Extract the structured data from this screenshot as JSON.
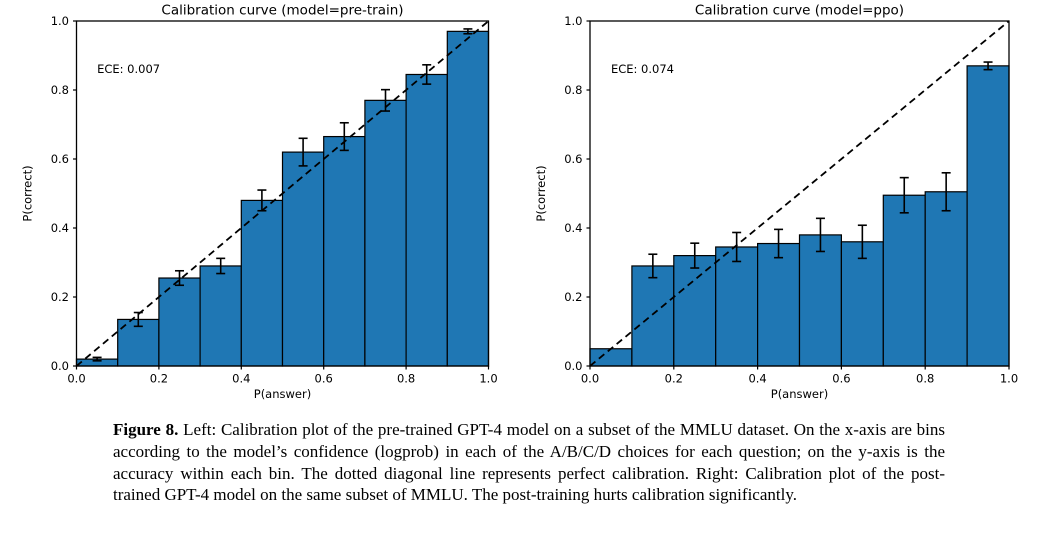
{
  "figure": {
    "caption_label": "Figure 8.",
    "caption_text": " Left: Calibration plot of the pre-trained GPT-4 model on a subset of the MMLU dataset. On the x-axis are bins according to the model’s confidence (logprob) in each of the A/B/C/D choices for each question; on the y-axis is the accuracy within each bin. The dotted diagonal line represents perfect calibration. Right: Calibration plot of the post-trained GPT-4 model on the same subset of MMLU. The post-training hurts calibration significantly."
  },
  "colors": {
    "bar_fill": "#1f77b4",
    "bar_edge": "#000000",
    "diagonal_line": "#000000",
    "axis": "#000000",
    "text": "#000000"
  },
  "chart_data": [
    {
      "type": "bar",
      "title": "Calibration curve (model=pre-train)",
      "annotation": "ECE: 0.007",
      "xlabel": "P(answer)",
      "ylabel": "P(correct)",
      "xlim": [
        0.0,
        1.0
      ],
      "ylim": [
        0.0,
        1.0
      ],
      "xticks": [
        0.0,
        0.2,
        0.4,
        0.6,
        0.8,
        1.0
      ],
      "yticks": [
        0.0,
        0.2,
        0.4,
        0.6,
        0.8,
        1.0
      ],
      "bin_edges": [
        0.0,
        0.1,
        0.2,
        0.3,
        0.4,
        0.5,
        0.6,
        0.7,
        0.8,
        0.9,
        1.0
      ],
      "values": [
        0.02,
        0.135,
        0.255,
        0.29,
        0.48,
        0.62,
        0.665,
        0.77,
        0.845,
        0.97
      ],
      "errors": [
        0.005,
        0.02,
        0.021,
        0.022,
        0.03,
        0.04,
        0.04,
        0.031,
        0.028,
        0.007
      ],
      "diagonal_reference": true,
      "grid": false,
      "legend": null
    },
    {
      "type": "bar",
      "title": "Calibration curve (model=ppo)",
      "annotation": "ECE: 0.074",
      "xlabel": "P(answer)",
      "ylabel": "P(correct)",
      "xlim": [
        0.0,
        1.0
      ],
      "ylim": [
        0.0,
        1.0
      ],
      "xticks": [
        0.0,
        0.2,
        0.4,
        0.6,
        0.8,
        1.0
      ],
      "yticks": [
        0.0,
        0.2,
        0.4,
        0.6,
        0.8,
        1.0
      ],
      "bin_edges": [
        0.0,
        0.1,
        0.2,
        0.3,
        0.4,
        0.5,
        0.6,
        0.7,
        0.8,
        0.9,
        1.0
      ],
      "values": [
        0.05,
        0.29,
        0.32,
        0.345,
        0.355,
        0.38,
        0.36,
        0.495,
        0.505,
        0.87
      ],
      "errors": [
        0,
        0.034,
        0.036,
        0.042,
        0.041,
        0.048,
        0.048,
        0.051,
        0.055,
        0.011
      ],
      "diagonal_reference": true,
      "grid": false,
      "legend": null
    }
  ]
}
·····
▶ **Stated exercise**
From the listing above, find the number of lines with the word "curve" in them. Answer with the number only.

▶ **Problem solution**
2